**Stated goal:** Only a number is wanted: how many lines of the entries include the string "from"?

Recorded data
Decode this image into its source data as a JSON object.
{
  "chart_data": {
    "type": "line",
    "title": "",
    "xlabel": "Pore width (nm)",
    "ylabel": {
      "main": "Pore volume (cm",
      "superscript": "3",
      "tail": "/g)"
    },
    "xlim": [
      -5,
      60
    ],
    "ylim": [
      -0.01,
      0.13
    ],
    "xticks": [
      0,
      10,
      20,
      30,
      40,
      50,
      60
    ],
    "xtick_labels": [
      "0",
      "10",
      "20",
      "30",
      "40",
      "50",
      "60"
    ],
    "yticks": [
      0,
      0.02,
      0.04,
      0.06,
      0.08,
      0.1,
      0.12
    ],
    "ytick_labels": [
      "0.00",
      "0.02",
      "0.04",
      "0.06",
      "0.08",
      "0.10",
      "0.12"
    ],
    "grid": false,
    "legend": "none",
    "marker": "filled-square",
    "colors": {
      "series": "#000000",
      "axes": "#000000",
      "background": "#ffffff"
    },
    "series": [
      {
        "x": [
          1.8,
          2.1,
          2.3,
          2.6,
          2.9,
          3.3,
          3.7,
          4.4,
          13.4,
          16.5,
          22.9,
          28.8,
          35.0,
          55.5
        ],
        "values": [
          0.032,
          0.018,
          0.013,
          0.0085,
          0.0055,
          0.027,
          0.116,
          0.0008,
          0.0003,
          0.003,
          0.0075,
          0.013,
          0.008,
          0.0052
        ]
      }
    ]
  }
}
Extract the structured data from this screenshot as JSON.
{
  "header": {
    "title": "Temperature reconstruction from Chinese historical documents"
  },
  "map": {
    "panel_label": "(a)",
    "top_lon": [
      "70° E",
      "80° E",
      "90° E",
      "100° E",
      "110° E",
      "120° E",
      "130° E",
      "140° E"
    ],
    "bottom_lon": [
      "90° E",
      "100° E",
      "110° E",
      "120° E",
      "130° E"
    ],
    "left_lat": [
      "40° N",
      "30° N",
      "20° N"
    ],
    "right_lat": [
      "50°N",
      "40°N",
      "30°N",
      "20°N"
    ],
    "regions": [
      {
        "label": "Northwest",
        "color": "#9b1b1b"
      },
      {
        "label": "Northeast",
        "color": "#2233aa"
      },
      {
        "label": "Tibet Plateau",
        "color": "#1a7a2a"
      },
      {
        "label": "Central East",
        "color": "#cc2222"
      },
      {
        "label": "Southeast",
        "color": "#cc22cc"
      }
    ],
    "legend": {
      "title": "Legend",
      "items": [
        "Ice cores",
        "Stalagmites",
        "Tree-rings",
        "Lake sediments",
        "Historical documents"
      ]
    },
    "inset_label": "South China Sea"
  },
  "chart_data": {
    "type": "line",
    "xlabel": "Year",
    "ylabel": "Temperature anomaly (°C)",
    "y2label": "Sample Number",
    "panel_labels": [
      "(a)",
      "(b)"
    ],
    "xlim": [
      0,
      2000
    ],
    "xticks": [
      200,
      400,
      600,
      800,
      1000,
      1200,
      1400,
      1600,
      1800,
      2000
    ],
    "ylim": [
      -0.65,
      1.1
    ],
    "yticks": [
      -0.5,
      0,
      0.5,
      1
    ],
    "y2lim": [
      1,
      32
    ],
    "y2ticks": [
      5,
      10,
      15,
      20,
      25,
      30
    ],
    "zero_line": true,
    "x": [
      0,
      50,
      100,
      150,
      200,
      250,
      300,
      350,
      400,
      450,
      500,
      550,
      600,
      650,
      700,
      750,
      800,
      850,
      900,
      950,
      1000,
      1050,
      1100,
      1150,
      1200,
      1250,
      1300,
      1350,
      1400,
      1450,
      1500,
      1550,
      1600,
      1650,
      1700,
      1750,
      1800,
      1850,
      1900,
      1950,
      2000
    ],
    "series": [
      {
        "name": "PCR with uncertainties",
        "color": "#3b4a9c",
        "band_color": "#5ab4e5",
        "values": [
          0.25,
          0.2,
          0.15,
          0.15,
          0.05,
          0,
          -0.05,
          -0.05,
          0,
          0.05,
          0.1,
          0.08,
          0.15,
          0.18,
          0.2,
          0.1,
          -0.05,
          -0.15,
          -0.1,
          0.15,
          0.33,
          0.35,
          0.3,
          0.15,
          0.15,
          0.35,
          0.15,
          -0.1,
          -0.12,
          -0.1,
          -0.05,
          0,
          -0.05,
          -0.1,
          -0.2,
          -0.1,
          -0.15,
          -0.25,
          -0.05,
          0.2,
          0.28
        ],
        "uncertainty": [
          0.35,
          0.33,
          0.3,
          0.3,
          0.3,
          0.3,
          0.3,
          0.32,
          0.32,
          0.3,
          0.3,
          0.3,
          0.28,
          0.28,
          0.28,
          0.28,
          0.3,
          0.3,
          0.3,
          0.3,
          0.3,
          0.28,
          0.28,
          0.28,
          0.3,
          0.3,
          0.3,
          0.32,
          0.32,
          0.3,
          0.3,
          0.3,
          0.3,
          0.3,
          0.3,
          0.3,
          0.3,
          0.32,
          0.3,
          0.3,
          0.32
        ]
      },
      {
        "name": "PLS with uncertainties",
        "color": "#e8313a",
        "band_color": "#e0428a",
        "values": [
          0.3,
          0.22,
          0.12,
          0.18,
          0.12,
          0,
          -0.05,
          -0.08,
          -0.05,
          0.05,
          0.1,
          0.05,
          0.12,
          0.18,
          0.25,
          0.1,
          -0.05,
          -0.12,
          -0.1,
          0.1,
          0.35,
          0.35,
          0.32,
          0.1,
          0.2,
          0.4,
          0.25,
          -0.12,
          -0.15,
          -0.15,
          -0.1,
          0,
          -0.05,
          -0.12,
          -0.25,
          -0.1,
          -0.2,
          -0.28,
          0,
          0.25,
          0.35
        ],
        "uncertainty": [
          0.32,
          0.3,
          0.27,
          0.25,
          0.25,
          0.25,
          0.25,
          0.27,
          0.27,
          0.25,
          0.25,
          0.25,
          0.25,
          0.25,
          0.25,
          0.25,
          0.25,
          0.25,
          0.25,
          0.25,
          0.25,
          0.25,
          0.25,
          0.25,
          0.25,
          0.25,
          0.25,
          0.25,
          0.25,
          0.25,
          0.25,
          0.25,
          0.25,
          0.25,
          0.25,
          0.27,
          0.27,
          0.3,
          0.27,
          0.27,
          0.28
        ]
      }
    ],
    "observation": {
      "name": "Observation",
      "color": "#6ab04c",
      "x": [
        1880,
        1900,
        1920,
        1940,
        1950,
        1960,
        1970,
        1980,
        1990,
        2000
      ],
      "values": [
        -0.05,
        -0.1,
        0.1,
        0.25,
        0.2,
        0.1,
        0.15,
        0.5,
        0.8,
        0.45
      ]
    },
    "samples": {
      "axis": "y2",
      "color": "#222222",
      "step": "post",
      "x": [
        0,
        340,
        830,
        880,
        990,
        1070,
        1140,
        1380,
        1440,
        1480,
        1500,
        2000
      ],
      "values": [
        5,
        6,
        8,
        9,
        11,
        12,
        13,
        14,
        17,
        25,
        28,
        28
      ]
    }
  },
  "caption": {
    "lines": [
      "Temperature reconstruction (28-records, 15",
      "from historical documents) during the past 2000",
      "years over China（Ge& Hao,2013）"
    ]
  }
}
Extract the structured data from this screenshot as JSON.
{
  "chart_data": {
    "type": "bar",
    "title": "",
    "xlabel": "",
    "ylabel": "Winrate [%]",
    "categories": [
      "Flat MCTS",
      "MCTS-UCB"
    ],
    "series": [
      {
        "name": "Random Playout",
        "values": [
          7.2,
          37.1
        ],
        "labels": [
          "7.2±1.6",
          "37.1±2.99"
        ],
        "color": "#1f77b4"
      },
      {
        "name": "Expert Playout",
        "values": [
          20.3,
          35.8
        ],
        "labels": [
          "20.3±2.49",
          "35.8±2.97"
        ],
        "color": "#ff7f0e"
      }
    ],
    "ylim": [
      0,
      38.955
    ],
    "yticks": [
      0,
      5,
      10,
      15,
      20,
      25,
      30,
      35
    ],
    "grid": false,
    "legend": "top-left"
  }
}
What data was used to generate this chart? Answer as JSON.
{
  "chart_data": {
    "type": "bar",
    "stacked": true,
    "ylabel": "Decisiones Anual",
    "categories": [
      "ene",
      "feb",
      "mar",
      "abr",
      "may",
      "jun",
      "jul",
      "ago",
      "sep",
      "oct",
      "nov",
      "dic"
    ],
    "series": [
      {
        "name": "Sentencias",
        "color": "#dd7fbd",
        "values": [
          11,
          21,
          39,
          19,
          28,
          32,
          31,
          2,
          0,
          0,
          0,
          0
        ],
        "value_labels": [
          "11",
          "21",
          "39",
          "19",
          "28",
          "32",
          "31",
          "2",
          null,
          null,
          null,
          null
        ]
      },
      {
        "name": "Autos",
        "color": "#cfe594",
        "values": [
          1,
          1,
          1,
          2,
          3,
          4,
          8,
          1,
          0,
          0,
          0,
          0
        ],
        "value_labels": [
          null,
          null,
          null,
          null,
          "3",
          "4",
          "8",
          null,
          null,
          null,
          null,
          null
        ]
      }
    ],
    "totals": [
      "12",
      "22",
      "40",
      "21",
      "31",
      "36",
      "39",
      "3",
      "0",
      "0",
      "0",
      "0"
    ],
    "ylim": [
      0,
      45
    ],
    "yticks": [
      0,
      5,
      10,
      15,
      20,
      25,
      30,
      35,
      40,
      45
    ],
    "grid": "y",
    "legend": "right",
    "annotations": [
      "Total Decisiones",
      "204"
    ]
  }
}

**Written reply:** 4